**Objective**
Say how many lines include the word "Blvd", using only a number.

[Lines of data]
= = = = = = =

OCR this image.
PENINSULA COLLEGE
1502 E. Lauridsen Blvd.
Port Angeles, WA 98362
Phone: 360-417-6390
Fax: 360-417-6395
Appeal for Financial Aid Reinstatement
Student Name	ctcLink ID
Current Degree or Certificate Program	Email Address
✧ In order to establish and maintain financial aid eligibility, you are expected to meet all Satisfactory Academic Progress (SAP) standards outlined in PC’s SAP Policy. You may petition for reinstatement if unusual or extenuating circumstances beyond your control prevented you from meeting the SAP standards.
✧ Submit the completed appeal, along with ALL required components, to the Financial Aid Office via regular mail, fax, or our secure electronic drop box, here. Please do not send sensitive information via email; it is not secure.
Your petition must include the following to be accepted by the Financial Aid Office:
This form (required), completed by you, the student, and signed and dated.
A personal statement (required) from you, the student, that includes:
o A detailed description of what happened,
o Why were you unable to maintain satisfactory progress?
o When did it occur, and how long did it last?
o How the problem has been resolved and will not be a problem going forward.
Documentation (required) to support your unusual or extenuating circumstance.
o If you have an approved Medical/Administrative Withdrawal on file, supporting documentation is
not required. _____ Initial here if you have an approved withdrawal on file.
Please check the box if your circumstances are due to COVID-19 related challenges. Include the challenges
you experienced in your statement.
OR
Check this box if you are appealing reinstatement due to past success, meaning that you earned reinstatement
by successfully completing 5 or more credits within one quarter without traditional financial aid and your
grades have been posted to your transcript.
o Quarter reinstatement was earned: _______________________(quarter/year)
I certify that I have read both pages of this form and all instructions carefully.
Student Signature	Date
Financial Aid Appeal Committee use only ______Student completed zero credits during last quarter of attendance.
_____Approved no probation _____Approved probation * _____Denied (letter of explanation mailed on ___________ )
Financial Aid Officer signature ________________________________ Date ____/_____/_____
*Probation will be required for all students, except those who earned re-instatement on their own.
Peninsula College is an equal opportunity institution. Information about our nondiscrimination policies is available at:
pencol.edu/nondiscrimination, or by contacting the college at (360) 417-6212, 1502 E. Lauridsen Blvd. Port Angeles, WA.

= = = = = = =

**The solution**
2